YOUR OBJECTIVE.
Take down each entry exactly as written.

DATA EXTRACT.
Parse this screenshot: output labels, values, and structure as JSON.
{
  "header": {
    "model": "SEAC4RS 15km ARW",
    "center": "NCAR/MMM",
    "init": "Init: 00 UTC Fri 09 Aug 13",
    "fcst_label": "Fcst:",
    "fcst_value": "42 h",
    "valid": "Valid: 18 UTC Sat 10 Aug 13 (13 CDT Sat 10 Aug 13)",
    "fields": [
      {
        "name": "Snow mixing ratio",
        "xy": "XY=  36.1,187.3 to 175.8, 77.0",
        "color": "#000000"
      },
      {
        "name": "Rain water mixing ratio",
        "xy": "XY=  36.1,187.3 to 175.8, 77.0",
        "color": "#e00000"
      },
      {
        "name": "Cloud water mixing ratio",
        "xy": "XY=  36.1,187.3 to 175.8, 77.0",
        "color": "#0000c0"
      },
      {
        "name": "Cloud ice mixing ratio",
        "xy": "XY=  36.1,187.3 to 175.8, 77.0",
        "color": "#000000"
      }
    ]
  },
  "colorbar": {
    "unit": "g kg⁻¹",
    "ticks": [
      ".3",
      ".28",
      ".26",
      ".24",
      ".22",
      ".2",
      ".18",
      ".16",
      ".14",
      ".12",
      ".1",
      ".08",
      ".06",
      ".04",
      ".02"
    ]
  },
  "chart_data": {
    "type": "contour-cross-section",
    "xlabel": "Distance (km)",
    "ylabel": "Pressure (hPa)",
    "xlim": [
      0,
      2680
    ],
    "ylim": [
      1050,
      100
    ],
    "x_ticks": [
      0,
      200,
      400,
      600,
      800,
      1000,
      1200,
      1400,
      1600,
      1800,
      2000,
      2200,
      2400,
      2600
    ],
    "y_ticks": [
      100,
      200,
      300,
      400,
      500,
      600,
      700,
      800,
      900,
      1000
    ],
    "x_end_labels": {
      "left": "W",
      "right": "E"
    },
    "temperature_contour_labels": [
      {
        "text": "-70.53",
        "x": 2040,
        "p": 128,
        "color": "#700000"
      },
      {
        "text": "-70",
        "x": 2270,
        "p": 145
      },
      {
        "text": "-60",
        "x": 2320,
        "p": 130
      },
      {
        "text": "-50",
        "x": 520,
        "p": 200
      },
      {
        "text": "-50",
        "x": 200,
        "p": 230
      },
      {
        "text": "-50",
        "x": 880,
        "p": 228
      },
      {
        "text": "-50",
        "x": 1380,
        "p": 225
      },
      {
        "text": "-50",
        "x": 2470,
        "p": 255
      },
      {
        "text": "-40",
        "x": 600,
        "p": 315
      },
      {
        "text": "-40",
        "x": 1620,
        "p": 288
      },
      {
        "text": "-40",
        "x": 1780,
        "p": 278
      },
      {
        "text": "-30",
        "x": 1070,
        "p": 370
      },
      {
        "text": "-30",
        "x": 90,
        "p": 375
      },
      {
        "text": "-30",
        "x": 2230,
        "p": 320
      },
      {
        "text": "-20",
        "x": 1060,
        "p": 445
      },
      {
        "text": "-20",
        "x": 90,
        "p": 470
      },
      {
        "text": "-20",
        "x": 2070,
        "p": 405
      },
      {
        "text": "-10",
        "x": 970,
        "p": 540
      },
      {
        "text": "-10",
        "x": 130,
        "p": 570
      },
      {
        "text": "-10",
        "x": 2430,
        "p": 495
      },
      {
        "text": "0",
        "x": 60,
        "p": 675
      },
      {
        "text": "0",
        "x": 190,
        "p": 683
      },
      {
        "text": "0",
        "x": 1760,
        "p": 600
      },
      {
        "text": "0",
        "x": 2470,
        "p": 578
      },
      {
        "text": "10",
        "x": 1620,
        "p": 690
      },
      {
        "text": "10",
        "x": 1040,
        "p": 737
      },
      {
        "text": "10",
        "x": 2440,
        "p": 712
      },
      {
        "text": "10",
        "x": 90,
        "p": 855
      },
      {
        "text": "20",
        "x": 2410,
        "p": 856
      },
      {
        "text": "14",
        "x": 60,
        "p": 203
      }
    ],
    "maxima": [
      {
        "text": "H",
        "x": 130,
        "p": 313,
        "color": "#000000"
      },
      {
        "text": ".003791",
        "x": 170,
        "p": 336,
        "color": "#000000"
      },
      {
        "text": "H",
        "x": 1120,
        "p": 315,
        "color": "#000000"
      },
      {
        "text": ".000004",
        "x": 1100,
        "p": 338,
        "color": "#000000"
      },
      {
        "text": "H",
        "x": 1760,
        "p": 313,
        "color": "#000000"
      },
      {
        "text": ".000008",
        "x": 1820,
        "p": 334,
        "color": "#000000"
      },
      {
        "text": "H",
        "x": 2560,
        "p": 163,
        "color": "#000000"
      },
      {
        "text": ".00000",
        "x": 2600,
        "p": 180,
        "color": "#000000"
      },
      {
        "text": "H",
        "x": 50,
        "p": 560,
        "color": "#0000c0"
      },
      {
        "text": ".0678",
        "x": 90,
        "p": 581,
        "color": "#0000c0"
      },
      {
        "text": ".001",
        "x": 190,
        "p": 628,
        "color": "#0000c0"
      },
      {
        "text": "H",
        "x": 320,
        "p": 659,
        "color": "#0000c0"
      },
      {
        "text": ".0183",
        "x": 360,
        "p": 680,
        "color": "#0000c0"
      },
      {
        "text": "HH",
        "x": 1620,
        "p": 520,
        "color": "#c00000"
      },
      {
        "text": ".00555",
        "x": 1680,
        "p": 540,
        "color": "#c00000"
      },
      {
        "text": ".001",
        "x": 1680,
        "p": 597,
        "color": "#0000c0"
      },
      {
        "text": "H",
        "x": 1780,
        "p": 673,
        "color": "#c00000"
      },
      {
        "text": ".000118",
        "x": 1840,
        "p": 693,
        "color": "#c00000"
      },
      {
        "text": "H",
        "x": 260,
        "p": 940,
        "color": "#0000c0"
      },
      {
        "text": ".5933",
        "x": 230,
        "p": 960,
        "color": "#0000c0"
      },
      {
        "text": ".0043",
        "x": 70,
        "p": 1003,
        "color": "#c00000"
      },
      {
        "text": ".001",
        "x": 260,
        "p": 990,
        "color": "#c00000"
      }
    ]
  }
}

SOLUTION TO THIS TASK.
Parse this screenshot: output labels, values, and structure as JSON.
{
  "header": {
    "model": "SEAC4RS 15km ARW",
    "center": "NCAR/MMM",
    "init": "Init: 00 UTC Fri 09 Aug 13",
    "fcst_label": "Fcst:",
    "fcst_value": "42 h",
    "valid": "Valid: 18 UTC Sat 10 Aug 13 (13 CDT Sat 10 Aug 13)",
    "fields": [
      {
        "name": "Snow mixing ratio",
        "xy": "XY=  36.1,187.3 to 175.8, 77.0",
        "color": "#000000"
      },
      {
        "name": "Rain water mixing ratio",
        "xy": "XY=  36.1,187.3 to 175.8, 77.0",
        "color": "#e00000"
      },
      {
        "name": "Cloud water mixing ratio",
        "xy": "XY=  36.1,187.3 to 175.8, 77.0",
        "color": "#0000c0"
      },
      {
        "name": "Cloud ice mixing ratio",
        "xy": "XY=  36.1,187.3 to 175.8, 77.0",
        "color": "#000000"
      }
    ]
  },
  "colorbar": {
    "unit": "g kg⁻¹",
    "ticks": [
      ".3",
      ".28",
      ".26",
      ".24",
      ".22",
      ".2",
      ".18",
      ".16",
      ".14",
      ".12",
      ".1",
      ".08",
      ".06",
      ".04",
      ".02"
    ]
  },
  "chart_data": {
    "type": "contour-cross-section",
    "xlabel": "Distance (km)",
    "ylabel": "Pressure (hPa)",
    "xlim": [
      0,
      2680
    ],
    "ylim": [
      1050,
      100
    ],
    "x_ticks": [
      0,
      200,
      400,
      600,
      800,
      1000,
      1200,
      1400,
      1600,
      1800,
      2000,
      2200,
      2400,
      2600
    ],
    "y_ticks": [
      100,
      200,
      300,
      400,
      500,
      600,
      700,
      800,
      900,
      1000
    ],
    "x_end_labels": {
      "left": "W",
      "right": "E"
    },
    "temperature_contour_labels": [
      {
        "text": "-70.53",
        "x": 2040,
        "p": 128,
        "color": "#700000"
      },
      {
        "text": "-70",
        "x": 2270,
        "p": 145
      },
      {
        "text": "-60",
        "x": 2320,
        "p": 130
      },
      {
        "text": "-50",
        "x": 520,
        "p": 200
      },
      {
        "text": "-50",
        "x": 200,
        "p": 230
      },
      {
        "text": "-50",
        "x": 880,
        "p": 228
      },
      {
        "text": "-50",
        "x": 1380,
        "p": 225
      },
      {
        "text": "-50",
        "x": 2470,
        "p": 255
      },
      {
        "text": "-40",
        "x": 600,
        "p": 315
      },
      {
        "text": "-40",
        "x": 1620,
        "p": 288
      },
      {
        "text": "-40",
        "x": 1780,
        "p": 278
      },
      {
        "text": "-30",
        "x": 1070,
        "p": 370
      },
      {
        "text": "-30",
        "x": 90,
        "p": 375
      },
      {
        "text": "-30",
        "x": 2230,
        "p": 320
      },
      {
        "text": "-20",
        "x": 1060,
        "p": 445
      },
      {
        "text": "-20",
        "x": 90,
        "p": 470
      },
      {
        "text": "-20",
        "x": 2070,
        "p": 405
      },
      {
        "text": "-10",
        "x": 970,
        "p": 540
      },
      {
        "text": "-10",
        "x": 130,
        "p": 570
      },
      {
        "text": "-10",
        "x": 2430,
        "p": 495
      },
      {
        "text": "0",
        "x": 60,
        "p": 675
      },
      {
        "text": "0",
        "x": 190,
        "p": 683
      },
      {
        "text": "0",
        "x": 1760,
        "p": 600
      },
      {
        "text": "0",
        "x": 2470,
        "p": 578
      },
      {
        "text": "10",
        "x": 1620,
        "p": 690
      },
      {
        "text": "10",
        "x": 1040,
        "p": 737
      },
      {
        "text": "10",
        "x": 2440,
        "p": 712
      },
      {
        "text": "10",
        "x": 90,
        "p": 855
      },
      {
        "text": "20",
        "x": 2410,
        "p": 856
      },
      {
        "text": "14",
        "x": 60,
        "p": 203
      }
    ],
    "maxima": [
      {
        "text": "H",
        "x": 130,
        "p": 313,
        "color": "#000000"
      },
      {
        "text": ".003791",
        "x": 170,
        "p": 336,
        "color": "#000000"
      },
      {
        "text": "H",
        "x": 1120,
        "p": 315,
        "color": "#000000"
      },
      {
        "text": ".000004",
        "x": 1100,
        "p": 338,
        "color": "#000000"
      },
      {
        "text": "H",
        "x": 1760,
        "p": 313,
        "color": "#000000"
      },
      {
        "text": ".000008",
        "x": 1820,
        "p": 334,
        "color": "#000000"
      },
      {
        "text": "H",
        "x": 2560,
        "p": 163,
        "color": "#000000"
      },
      {
        "text": ".00000",
        "x": 2600,
        "p": 180,
        "color": "#000000"
      },
      {
        "text": "H",
        "x": 50,
        "p": 560,
        "color": "#0000c0"
      },
      {
        "text": ".0678",
        "x": 90,
        "p": 581,
        "color": "#0000c0"
      },
      {
        "text": ".001",
        "x": 190,
        "p": 628,
        "color": "#0000c0"
      },
      {
        "text": "H",
        "x": 320,
        "p": 659,
        "color": "#0000c0"
      },
      {
        "text": ".0183",
        "x": 360,
        "p": 680,
        "color": "#0000c0"
      },
      {
        "text": "HH",
        "x": 1620,
        "p": 520,
        "color": "#c00000"
      },
      {
        "text": ".00555",
        "x": 1680,
        "p": 540,
        "color": "#c00000"
      },
      {
        "text": ".001",
        "x": 1680,
        "p": 597,
        "color": "#0000c0"
      },
      {
        "text": "H",
        "x": 1780,
        "p": 673,
        "color": "#c00000"
      },
      {
        "text": ".000118",
        "x": 1840,
        "p": 693,
        "color": "#c00000"
      },
      {
        "text": "H",
        "x": 260,
        "p": 940,
        "color": "#0000c0"
      },
      {
        "text": ".5933",
        "x": 230,
        "p": 960,
        "color": "#0000c0"
      },
      {
        "text": ".0043",
        "x": 70,
        "p": 1003,
        "color": "#c00000"
      },
      {
        "text": ".001",
        "x": 260,
        "p": 990,
        "color": "#c00000"
      }
    ]
  }
}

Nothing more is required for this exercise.